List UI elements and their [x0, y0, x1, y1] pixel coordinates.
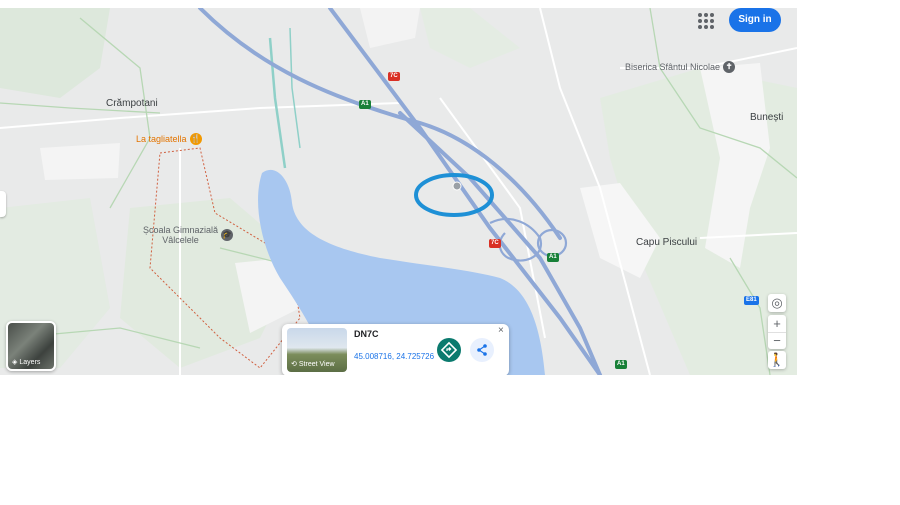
zoom-in-button[interactable]: +	[768, 315, 786, 333]
street-view-icon: ⟲	[291, 361, 297, 368]
poi-la-tagliatella-label: La tagliatella	[136, 134, 187, 144]
zoom-controls: + −	[768, 315, 786, 349]
directions-icon	[440, 341, 458, 359]
my-location-button[interactable]: ◎	[768, 294, 786, 312]
poi-scoala-label-line1: Școala Gimnazială	[143, 225, 219, 235]
place-label-bunesti[interactable]: Bunești	[750, 112, 783, 123]
map-canvas[interactable]: Crămpotani Bunești Capu Piscului Biseric…	[0, 8, 797, 375]
layers-icon: ◈	[12, 359, 18, 366]
poi-la-tagliatella[interactable]: La tagliatella 🍴	[136, 133, 202, 145]
zoom-out-button[interactable]: −	[768, 333, 786, 349]
road-shield-e81: E81	[744, 296, 759, 305]
poi-scoala[interactable]: Școala Gimnazială Vâlcelele 🎓	[143, 225, 234, 245]
share-icon	[477, 344, 487, 356]
street-view-thumbnail[interactable]: ⟲ Street View	[287, 328, 347, 372]
road-shield-a1-mid: A1	[547, 253, 559, 262]
side-panel-toggle[interactable]	[0, 191, 6, 217]
info-card-coordinates[interactable]: 45.008716, 24.725726	[354, 352, 434, 361]
poi-biserica-label: Biserica Sfântul Nicolae	[625, 62, 721, 72]
poi-biserica[interactable]: Biserica Sfântul Nicolae ✝	[625, 61, 736, 73]
highlight-ring	[414, 173, 494, 217]
close-icon[interactable]: ×	[498, 325, 504, 336]
restaurant-icon: 🍴	[189, 133, 202, 145]
road-shield-a1-bottom: A1	[615, 360, 627, 369]
poi-scoala-label: Școala Gimnazială Vâlcelele	[143, 225, 218, 245]
church-icon: ✝	[723, 61, 736, 73]
sign-in-button[interactable]: Sign in	[729, 8, 781, 32]
info-card-title: DN7C	[354, 329, 379, 339]
street-view-label: Street View	[298, 360, 335, 368]
place-label-crampotani[interactable]: Crămpotani	[106, 98, 158, 109]
street-view-label-wrap: ⟲ Street View	[291, 360, 335, 369]
poi-scoala-label-line2: Vâlcelele	[162, 235, 199, 245]
crosshair-icon: ◎	[771, 295, 783, 310]
share-button[interactable]	[470, 338, 494, 362]
layers-label: Layers	[19, 358, 41, 366]
layers-label-wrap: ◈ Layers	[12, 358, 41, 367]
place-label-capu-piscului[interactable]: Capu Piscului	[636, 237, 697, 248]
info-card: ⟲ Street View DN7C 45.008716, 24.725726 …	[282, 324, 509, 375]
pegman-button[interactable]: 🚶	[768, 351, 786, 369]
directions-button[interactable]	[437, 338, 461, 362]
road-shield-dn7c-top: 7C	[388, 72, 400, 81]
pegman-icon: 🚶	[768, 352, 786, 367]
road-shield-a1-top: A1	[359, 100, 371, 109]
layers-button[interactable]: ◈ Layers	[6, 321, 56, 371]
grid-icon[interactable]	[698, 13, 714, 29]
school-icon: 🎓	[221, 229, 234, 241]
road-shield-dn7c-mid: 7C	[489, 239, 501, 248]
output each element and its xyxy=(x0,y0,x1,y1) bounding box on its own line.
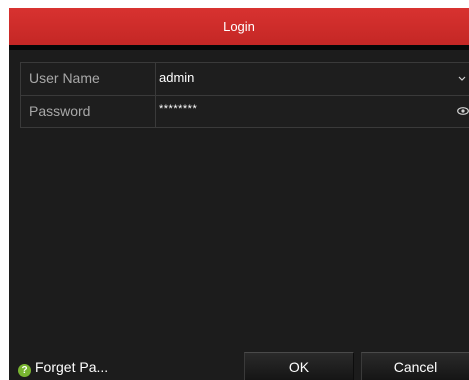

▸ TASK STATEMENT
Can you render every line of the listing above as a Markdown table with two columns, Row and Line, numbering the rows and dropping blank lines? Leave the pictures out of your answer.

▸ RESULT OF THIS TASK
| Row | Line |
|---|---|
| 1 | List UI elements and their [x0, y0, x1, y1] pixel coordinates. |
| 2 | zoom-in-button[interactable]: +	[768, 315, 786, 333] |
| 3 | street-view-icon: ⟲	[291, 361, 297, 368] |
| 4 | poi-la-tagliatella-label: La tagliatella	[136, 134, 187, 144] |
| 5 | zoom-controls: + −	[768, 315, 786, 349] |
| 6 | directions-icon	[440, 341, 458, 359] |
| 7 | my-location-button[interactable]: ◎	[768, 294, 786, 312] |
| 8 | poi-scoala-label-line1: Școala Gimnazială	[143, 225, 219, 235] |
| 9 | place-label-bunesti[interactable]: Bunești	[750, 112, 783, 123] |
| 10 | map-canvas[interactable]: Crămpotani Bunești Capu Piscului Biseric…	[0, 8, 797, 375] |
| 11 | layers-icon: ◈	[12, 359, 18, 366] |
| 12 | poi-la-tagliatella[interactable]: La tagliatella 🍴	[136, 133, 202, 145] |
| 13 | zoom-out-button[interactable]: −	[768, 333, 786, 349] |
| 14 | road-shield-e81: E81	[744, 296, 759, 305] |
| 15 | poi-scoala[interactable]: Școala Gimnazială Vâlcelele 🎓	[143, 225, 234, 245] |
| 16 | share-icon	[477, 344, 487, 356] |
| 17 | street-view-thumbnail[interactable]: ⟲ Street View	[287, 328, 347, 372] |
| 18 | road-shield-a1-mid: A1	[547, 253, 559, 262] |
| 19 | side-panel-toggle[interactable]	[0, 191, 6, 217] |
| 20 | info-card-coordinates[interactable]: 45.008716, 24.725726	[354, 352, 434, 361] |
| 21 | poi-biserica-label: Biserica Sfântul Nicolae	[625, 62, 721, 72] |
| 22 | poi-biserica[interactable]: Biserica Sfântul Nicolae ✝	[625, 61, 736, 73] |
| 23 | highlight-ring	[414, 173, 494, 217] |
| 24 | close-icon[interactable]: ×	[498, 325, 504, 336] |
| 25 | restaurant-icon: 🍴	[189, 133, 202, 145] |
| 26 | road-shield-a1-bottom: A1	[615, 360, 627, 369] |
| 27 | poi-scoala-label: Școala Gimnazială Vâlcelele	[143, 225, 218, 245] |
| 28 | church-icon: ✝	[723, 61, 736, 73] |
| 29 | sign-in-button[interactable]: Sign in	[729, 8, 781, 32] |
| 30 | info-card-title: DN7C	[354, 329, 379, 339] |
| 31 | street-view-label: Street View	[298, 360, 335, 368] |
| 32 | place-label-crampotani[interactable]: Crămpotani	[106, 98, 158, 109] |
| 33 | street-view-label-wrap: ⟲ Street View	[291, 360, 335, 369] |
| 34 | poi-scoala-label-line2: Vâlcelele	[162, 235, 199, 245] |
| 35 | crosshair-icon: ◎	[771, 295, 783, 310] |
| 36 | share-button[interactable]	[470, 338, 494, 362] |
| 37 | layers-label: Layers	[19, 358, 41, 366] |
| 38 | layers-label-wrap: ◈ Layers	[12, 358, 41, 367] |
| 39 | place-label-capu-piscului[interactable]: Capu Piscului	[636, 237, 697, 248] |
| 40 | info-card: ⟲ Street View DN7C 45.008716, 24.725726 …	[282, 324, 509, 375] |
| 41 | pegman-button[interactable]: 🚶	[768, 351, 786, 369] |
| 42 | directions-button[interactable]	[437, 338, 461, 362] |
| 43 | road-shield-dn7c-top: 7C	[388, 72, 400, 81] |
| 44 | pegman-icon: 🚶	[768, 352, 786, 367] |
| 45 | road-shield-a1-top: A1	[359, 100, 371, 109] |
| 46 | layers-button[interactable]: ◈ Layers	[6, 321, 56, 371] |
| 47 | grid-icon[interactable]	[698, 13, 714, 29] |
| 48 | school-icon: 🎓	[221, 229, 234, 241] |
| 49 | road-shield-dn7c-mid: 7C	[489, 239, 501, 248] |
| 50 | output each element and its xyxy=(x0,y0,x1,y1) bounding box on its own line. |